_To do:_
Quote the listing below in its entirety, omitting every image.

_Data to process:_
.....

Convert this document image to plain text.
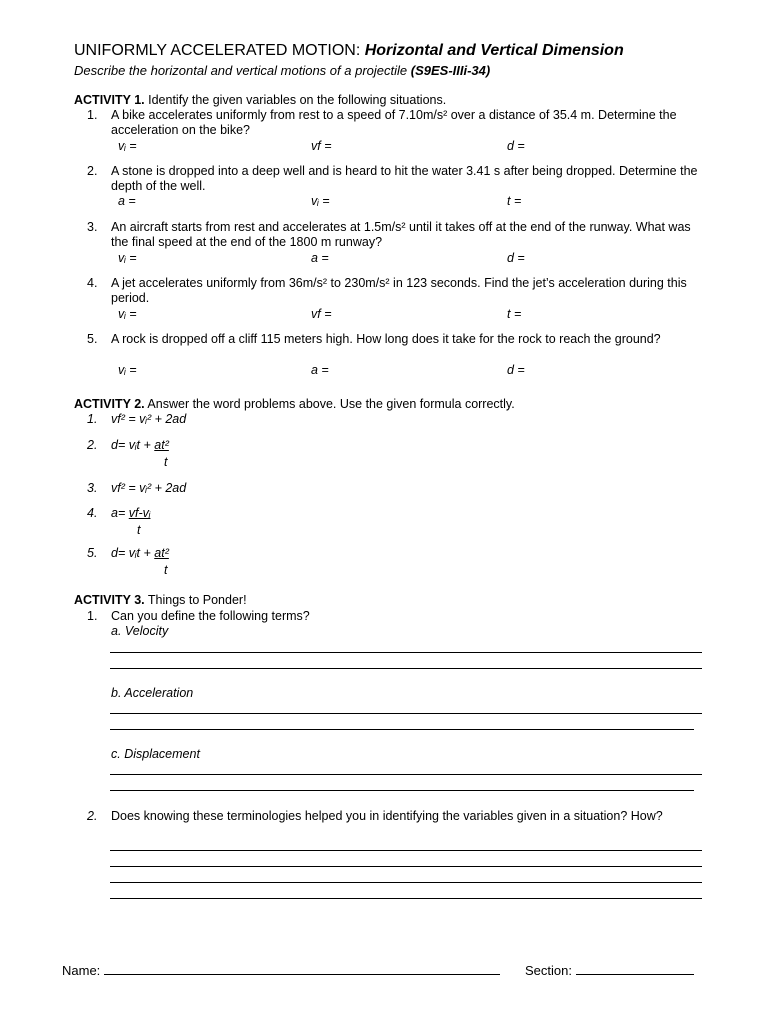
UNIFORMLY ACCELERATED MOTION: Horizontal and Vertical Dimension
Describe the horizontal and vertical motions of a projectile (S9ES-IIIi-34)
ACTIVITY 1. Identify the given variables on the following situations.
1. A bike accelerates uniformly from rest to a speed of 7.10m/s² over a distance of 35.4 m. Determine the acceleration on the bike?
vᵢ =	vf =	d =
2. A stone is dropped into a deep well and is heard to hit the water 3.41 s after being dropped. Determine the depth of the well.
a =	vᵢ =	t =
3. An aircraft starts from rest and accelerates at 1.5m/s² until it takes off at the end of the runway. What was the final speed at the end of the 1800 m runway?
vᵢ =	a =	d =
4. A jet accelerates uniformly from 36m/s² to 230m/s² in 123 seconds. Find the jet’s acceleration during this period.
vᵢ =	vf =	t =
5. A rock is dropped off a cliff 115 meters high. How long does it take for the rock to reach the ground?
vᵢ =	a =	d =
ACTIVITY 2. Answer the word problems above. Use the given formula correctly.
1. vf² = vᵢ² + 2ad
2. d= vᵢt + at²
t
3. vf² = vᵢ² + 2ad
4. a= vf-vᵢ
t
5. d= vᵢt + at²
t
ACTIVITY 3. Things to Ponder!
1. Can you define the following terms?
a. Velocity
b. Acceleration
c. Displacement
2. Does knowing these terminologies helped you in identifying the variables given in a situation? How?
Name:	Section:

.....

_Answer to the task:_
Convert this document image to plain text.
UNIFORMLY ACCELERATED MOTION: Horizontal and Vertical Dimension
Describe the horizontal and vertical motions of a projectile (S9ES-IIIi-34)
ACTIVITY 1. Identify the given variables on the following situations.
1. A bike accelerates uniformly from rest to a speed of 7.10m/s² over a distance of 35.4 m. Determine the acceleration on the bike?
vᵢ =	vf =	d =
2. A stone is dropped into a deep well and is heard to hit the water 3.41 s after being dropped. Determine the depth of the well.
a =	vᵢ =	t =
3. An aircraft starts from rest and accelerates at 1.5m/s² until it takes off at the end of the runway. What was the final speed at the end of the 1800 m runway?
vᵢ =	a =	d =
4. A jet accelerates uniformly from 36m/s² to 230m/s² in 123 seconds. Find the jet’s acceleration during this period.
vᵢ =	vf =	t =
5. A rock is dropped off a cliff 115 meters high. How long does it take for the rock to reach the ground?
vᵢ =	a =	d =
ACTIVITY 2. Answer the word problems above. Use the given formula correctly.
1. vf² = vᵢ² + 2ad
2. d= vᵢt + at²
t
3. vf² = vᵢ² + 2ad
4. a= vf-vᵢ
t
5. d= vᵢt + at²
t
ACTIVITY 3. Things to Ponder!
1. Can you define the following terms?
a. Velocity
b. Acceleration
c. Displacement
2. Does knowing these terminologies helped you in identifying the variables given in a situation? How?
Name:	Section:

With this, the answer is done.